(Short exercise)
Each line of the data that includes the string "color" is to be copied out.

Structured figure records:
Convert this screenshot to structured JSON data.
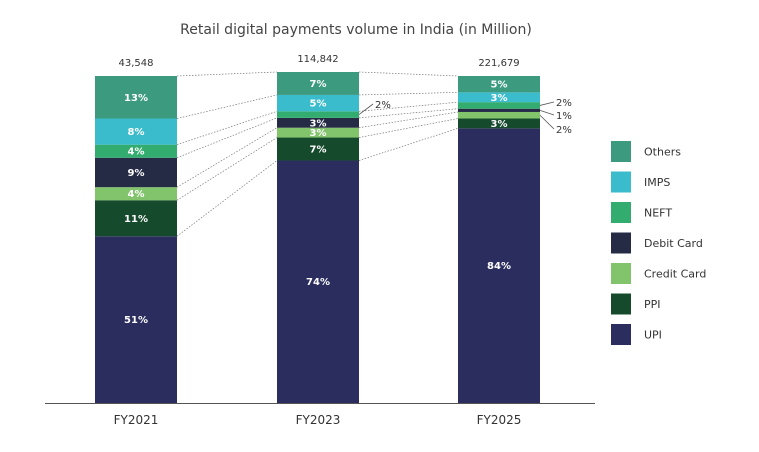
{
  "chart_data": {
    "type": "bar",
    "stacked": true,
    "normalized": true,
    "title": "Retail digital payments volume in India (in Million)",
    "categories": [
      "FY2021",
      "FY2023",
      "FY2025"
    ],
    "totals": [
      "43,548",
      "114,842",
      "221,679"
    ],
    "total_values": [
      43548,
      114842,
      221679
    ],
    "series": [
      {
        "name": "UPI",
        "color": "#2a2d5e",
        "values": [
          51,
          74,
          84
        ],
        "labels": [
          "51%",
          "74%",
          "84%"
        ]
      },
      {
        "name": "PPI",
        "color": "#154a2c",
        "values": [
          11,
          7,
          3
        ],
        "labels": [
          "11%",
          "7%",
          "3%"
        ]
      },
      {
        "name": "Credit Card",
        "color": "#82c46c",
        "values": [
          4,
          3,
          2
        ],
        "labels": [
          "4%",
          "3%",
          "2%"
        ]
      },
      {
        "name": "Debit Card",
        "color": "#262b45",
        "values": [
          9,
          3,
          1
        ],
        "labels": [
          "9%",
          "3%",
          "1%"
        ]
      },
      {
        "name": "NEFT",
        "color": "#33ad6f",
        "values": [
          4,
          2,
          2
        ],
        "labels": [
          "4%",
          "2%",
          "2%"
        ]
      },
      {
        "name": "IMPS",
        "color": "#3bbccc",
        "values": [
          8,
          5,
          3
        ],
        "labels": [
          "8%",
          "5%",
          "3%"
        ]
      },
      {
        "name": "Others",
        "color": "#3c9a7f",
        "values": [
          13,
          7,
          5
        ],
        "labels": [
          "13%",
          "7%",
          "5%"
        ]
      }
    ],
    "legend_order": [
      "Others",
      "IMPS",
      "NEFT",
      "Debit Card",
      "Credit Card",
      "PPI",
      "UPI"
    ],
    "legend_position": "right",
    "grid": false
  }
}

(Result of this task)
        "color": "#2a2d5e",
        "color": "#154a2c",
        "color": "#82c46c",
        "color": "#262b45",
        "color": "#33ad6f",
        "color": "#3bbccc",
        "color": "#3c9a7f",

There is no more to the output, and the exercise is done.